- WHAT IS ASKED -
Could you print all the entries exactly?

- SUPPLIED ENTRIES -
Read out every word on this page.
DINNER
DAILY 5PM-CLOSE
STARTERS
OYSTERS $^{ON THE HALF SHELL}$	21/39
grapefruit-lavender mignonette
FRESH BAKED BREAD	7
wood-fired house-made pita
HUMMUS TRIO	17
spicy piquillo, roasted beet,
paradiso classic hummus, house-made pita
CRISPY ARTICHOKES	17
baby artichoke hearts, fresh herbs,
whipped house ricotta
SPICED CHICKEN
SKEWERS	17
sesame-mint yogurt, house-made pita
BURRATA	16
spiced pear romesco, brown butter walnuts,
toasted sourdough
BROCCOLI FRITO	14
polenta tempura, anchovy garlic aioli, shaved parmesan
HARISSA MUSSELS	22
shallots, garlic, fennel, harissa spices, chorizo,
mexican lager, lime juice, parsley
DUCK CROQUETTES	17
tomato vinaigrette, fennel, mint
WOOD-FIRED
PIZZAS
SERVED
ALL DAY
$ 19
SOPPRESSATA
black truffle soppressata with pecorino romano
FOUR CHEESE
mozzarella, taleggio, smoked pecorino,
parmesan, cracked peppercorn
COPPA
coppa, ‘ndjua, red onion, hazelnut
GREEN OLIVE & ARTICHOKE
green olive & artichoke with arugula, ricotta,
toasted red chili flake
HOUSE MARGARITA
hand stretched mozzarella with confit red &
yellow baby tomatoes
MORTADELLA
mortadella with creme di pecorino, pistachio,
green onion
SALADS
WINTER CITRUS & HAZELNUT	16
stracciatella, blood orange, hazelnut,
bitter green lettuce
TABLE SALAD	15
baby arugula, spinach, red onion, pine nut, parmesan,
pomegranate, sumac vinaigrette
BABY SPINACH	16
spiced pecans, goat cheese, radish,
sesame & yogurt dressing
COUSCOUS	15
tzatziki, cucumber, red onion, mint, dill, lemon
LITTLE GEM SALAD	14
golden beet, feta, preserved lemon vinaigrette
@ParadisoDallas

- TASK ANSWER -
Read out every word on this page.
DINNER
DAILY 5PM-CLOSE
STARTERS
OYSTERS $^{ON THE HALF SHELL}$	21/39
grapefruit-lavender mignonette
FRESH BAKED BREAD	7
wood-fired house-made pita
HUMMUS TRIO	17
spicy piquillo, roasted beet,
paradiso classic hummus, house-made pita
CRISPY ARTICHOKES	17
baby artichoke hearts, fresh herbs,
whipped house ricotta
SPICED CHICKEN
SKEWERS	17
sesame-mint yogurt, house-made pita
BURRATA	16
spiced pear romesco, brown butter walnuts,
toasted sourdough
BROCCOLI FRITO	14
polenta tempura, anchovy garlic aioli, shaved parmesan
HARISSA MUSSELS	22
shallots, garlic, fennel, harissa spices, chorizo,
mexican lager, lime juice, parsley
DUCK CROQUETTES	17
tomato vinaigrette, fennel, mint
WOOD-FIRED
PIZZAS
SERVED
ALL DAY
$ 19
SOPPRESSATA
black truffle soppressata with pecorino romano
FOUR CHEESE
mozzarella, taleggio, smoked pecorino,
parmesan, cracked peppercorn
COPPA
coppa, ‘ndjua, red onion, hazelnut
GREEN OLIVE & ARTICHOKE
green olive & artichoke with arugula, ricotta,
toasted red chili flake
HOUSE MARGARITA
hand stretched mozzarella with confit red &
yellow baby tomatoes
MORTADELLA
mortadella with creme di pecorino, pistachio,
green onion
SALADS
WINTER CITRUS & HAZELNUT	16
stracciatella, blood orange, hazelnut,
bitter green lettuce
TABLE SALAD	15
baby arugula, spinach, red onion, pine nut, parmesan,
pomegranate, sumac vinaigrette
BABY SPINACH	16
spiced pecans, goat cheese, radish,
sesame & yogurt dressing
COUSCOUS	15
tzatziki, cucumber, red onion, mint, dill, lemon
LITTLE GEM SALAD	14
golden beet, feta, preserved lemon vinaigrette
@ParadisoDallas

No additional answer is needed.